研读文本:
本研究使用了包含各种猪行为相关图像的数据集,并通过Labelimg标注工具对每张图像中的目标边框(Bounding Box)及其类别进行标注。然后主要基于YOLOv8n这种模型进行模型的训练,训练完成后对模型在验证集上的表现进行全面的性能评估及对比分析。模型训练和评估流程基本一致,包括:数据集准备、模型训练、模型评估。本次标注的目标类别为’躺着’,’睡觉’,’嗅探’,’进食’,’行走’,’交配’,数据集中共计包含11862张图像,其中训练集占2468张。部分图像如下图所示:

部分标注如下图所示:

图片数据的存放格式如下,在项目目录中新建datasets目录,同时将检测的图片分为训练集与验证集放入datasets目录下。

接着需要新建一个data.yaml文件,用于存储训练数据的路径及模型需要进行检测的类别。YOLOv8在进行模型训练时,会读取该文件的信息,用于进行模型的训练与验证。
data.yaml的具体内容如下:

train: E:/PigPoseDetection_v8/datasets/train/images 训练集的路径
val: E:/PigPoseDetection_v8/datasets/val/images 验证集的路径
# test: E:/PigPoseDetection_v8/datasets/test/images 测试集的路径

nc: 6 模型检测的类别数,共有6个类别。
names: [‘Lying’,’Sleeping’,’Investigating’,’Eating’,’Walking’,’Moutend’]

这个文件定义了用于模型训练和验证的数据集路径,以及模型将要检测的目标类别。

数据准备完成后,通过调用train.py文件进行模型训练,epochs参数用于调整训练的轮数,batch参数用于调整训练的批次大小(根据内存大小调整,最小为1)。

CPU/GPU训练代码如下:

加载名为 yolov8n.pt 的预训练YOLOv8模型,yolov8n.pt是预先训练好的模型文件。
使用YOLO模型进行训练,主要参数说明如下:
(1)data=data_yaml_path: 指定了用于训练的数据集配置文件。
(2)epochs=150: 设定训练的轮数为150轮。
(3)batch=4: 指定了每个批次的样本数量为4。
(4)optimizer=’SGD’):SGD 优化器。
(7)name=’train_v8′: 指定了此次训练的命名标签,用于区分不同的训练实验。

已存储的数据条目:
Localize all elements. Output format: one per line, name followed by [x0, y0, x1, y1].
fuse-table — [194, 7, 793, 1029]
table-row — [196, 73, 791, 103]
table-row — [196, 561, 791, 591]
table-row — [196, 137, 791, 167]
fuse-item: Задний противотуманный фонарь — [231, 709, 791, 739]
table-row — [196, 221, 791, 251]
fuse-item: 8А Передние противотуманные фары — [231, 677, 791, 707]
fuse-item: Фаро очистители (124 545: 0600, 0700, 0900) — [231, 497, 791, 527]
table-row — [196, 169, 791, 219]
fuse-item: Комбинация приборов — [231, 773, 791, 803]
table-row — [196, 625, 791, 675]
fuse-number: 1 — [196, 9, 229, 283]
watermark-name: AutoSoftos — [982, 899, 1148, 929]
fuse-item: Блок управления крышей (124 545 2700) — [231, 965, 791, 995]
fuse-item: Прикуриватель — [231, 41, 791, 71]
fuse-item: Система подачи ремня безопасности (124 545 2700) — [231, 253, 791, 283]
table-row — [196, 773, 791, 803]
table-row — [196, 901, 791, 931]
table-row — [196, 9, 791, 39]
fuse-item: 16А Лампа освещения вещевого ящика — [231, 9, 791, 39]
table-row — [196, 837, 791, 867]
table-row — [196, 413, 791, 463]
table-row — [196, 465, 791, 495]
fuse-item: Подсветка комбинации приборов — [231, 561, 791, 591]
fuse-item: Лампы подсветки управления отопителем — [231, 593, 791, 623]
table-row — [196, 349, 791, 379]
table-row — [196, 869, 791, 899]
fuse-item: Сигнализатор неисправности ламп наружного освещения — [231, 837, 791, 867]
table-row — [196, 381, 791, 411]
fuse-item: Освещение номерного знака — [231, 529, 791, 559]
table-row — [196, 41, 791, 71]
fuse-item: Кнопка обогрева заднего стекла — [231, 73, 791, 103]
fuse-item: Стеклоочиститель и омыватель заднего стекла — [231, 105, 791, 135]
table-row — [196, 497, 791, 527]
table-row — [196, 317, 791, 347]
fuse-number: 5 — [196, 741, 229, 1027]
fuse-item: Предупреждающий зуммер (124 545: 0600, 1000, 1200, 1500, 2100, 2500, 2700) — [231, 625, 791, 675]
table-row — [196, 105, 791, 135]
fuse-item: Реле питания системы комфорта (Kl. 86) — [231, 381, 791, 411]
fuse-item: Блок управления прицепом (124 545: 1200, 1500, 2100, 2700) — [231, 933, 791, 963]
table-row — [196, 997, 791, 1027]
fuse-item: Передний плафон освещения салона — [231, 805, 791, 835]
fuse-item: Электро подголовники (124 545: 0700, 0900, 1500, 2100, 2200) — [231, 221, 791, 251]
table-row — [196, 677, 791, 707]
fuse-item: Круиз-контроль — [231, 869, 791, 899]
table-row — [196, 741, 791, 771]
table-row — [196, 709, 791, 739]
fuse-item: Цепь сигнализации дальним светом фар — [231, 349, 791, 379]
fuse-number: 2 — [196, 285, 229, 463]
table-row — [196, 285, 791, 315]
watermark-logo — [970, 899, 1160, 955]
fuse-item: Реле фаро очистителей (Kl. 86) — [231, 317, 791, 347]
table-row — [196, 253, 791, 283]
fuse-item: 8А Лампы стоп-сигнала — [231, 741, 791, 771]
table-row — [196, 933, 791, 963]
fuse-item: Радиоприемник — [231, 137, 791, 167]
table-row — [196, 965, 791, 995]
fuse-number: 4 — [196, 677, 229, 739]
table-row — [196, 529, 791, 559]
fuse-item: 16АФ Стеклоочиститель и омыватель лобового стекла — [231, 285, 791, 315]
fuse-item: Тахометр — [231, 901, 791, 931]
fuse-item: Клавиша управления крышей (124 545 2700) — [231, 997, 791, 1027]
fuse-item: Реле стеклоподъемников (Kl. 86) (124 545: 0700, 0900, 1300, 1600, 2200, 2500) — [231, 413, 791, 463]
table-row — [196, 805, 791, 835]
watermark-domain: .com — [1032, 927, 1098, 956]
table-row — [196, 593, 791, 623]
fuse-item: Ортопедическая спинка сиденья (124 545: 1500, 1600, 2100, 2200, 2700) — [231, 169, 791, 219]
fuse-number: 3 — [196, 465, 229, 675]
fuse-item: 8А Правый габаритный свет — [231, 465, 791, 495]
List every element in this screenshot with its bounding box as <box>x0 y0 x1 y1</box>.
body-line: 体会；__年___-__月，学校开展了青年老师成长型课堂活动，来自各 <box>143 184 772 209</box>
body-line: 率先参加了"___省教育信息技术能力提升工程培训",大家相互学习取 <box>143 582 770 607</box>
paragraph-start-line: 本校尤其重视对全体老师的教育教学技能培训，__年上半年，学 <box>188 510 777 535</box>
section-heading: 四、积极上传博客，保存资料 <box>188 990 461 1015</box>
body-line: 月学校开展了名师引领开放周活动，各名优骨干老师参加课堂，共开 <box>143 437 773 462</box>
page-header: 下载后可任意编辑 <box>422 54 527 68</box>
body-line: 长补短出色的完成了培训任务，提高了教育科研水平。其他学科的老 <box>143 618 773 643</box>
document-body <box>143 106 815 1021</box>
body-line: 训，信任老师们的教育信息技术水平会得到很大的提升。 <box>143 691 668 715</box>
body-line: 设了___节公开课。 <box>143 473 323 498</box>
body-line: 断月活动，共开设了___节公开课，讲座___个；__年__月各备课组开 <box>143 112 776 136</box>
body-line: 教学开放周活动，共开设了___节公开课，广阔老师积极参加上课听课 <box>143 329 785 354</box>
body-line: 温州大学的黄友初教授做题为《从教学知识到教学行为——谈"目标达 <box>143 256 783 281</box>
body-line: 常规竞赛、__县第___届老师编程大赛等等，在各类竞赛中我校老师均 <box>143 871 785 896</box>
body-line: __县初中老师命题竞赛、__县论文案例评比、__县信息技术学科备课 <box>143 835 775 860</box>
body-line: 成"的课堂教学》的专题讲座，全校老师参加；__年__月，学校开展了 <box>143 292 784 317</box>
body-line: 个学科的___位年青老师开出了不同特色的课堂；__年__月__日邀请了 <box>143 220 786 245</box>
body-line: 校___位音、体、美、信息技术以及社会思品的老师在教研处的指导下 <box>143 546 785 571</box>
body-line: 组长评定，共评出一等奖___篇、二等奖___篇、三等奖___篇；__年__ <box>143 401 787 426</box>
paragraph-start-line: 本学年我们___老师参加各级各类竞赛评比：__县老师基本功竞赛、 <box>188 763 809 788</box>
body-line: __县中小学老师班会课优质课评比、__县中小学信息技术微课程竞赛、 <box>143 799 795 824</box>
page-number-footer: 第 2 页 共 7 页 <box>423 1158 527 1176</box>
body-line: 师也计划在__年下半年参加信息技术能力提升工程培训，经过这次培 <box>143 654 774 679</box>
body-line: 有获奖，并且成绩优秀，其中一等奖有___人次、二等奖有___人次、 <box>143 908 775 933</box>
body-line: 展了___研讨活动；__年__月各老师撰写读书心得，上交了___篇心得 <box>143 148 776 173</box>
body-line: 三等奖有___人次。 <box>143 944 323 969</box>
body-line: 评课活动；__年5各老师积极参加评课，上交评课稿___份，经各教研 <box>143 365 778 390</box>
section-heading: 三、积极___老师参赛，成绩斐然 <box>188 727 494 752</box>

任务要求 A:
依据研读文本,模型训练时设定的训练轮数是多少?
任务要求 B:
请将研读文本中的句子“这个文件定义了用于模型训练和验证的数据集路径,以及模型将要检测的目标类别。”译成英文。
任务要求 C:
请照原文抄录研读文本中自“图片数据的存放格式如下,在项”起、至“这个文件定义了用于模型训练和验证的数据集路径,以及模型将要检测的目标类别。”止的部分。

回答 A:
150轮。

回答 B:
This file defines the dataset paths used for model training and validation, as well as the target categories that the model will detect.

回答 C:
图片数据的存放格式如下,在项目目录中新建datasets目录,同时将检测的图片分为训练集与验证集放入datasets目录下。

接着需要新建一个data.yaml文件,用于存储训练数据的路径及模型需要进行检测的类别。YOLOv8在进行模型训练时,会读取该文件的信息,用于进行模型的训练与验证。
data.yaml的具体内容如下:

train: E:/PigPoseDetection_v8/datasets/train/images 训练集的路径
val: E:/PigPoseDetection_v8/datasets/val/images 验证集的路径
# test: E:/PigPoseDetection_v8/datasets/test/images 测试集的路径

nc: 6 模型检测的类别数,共有6个类别。
names: [‘Lying’,’Sleeping’,’Investigating’,’Eating’,’Walking’,’Moutend’]

这个文件定义了用于模型训练和验证的数据集路径,以及模型将要检测的目标类别。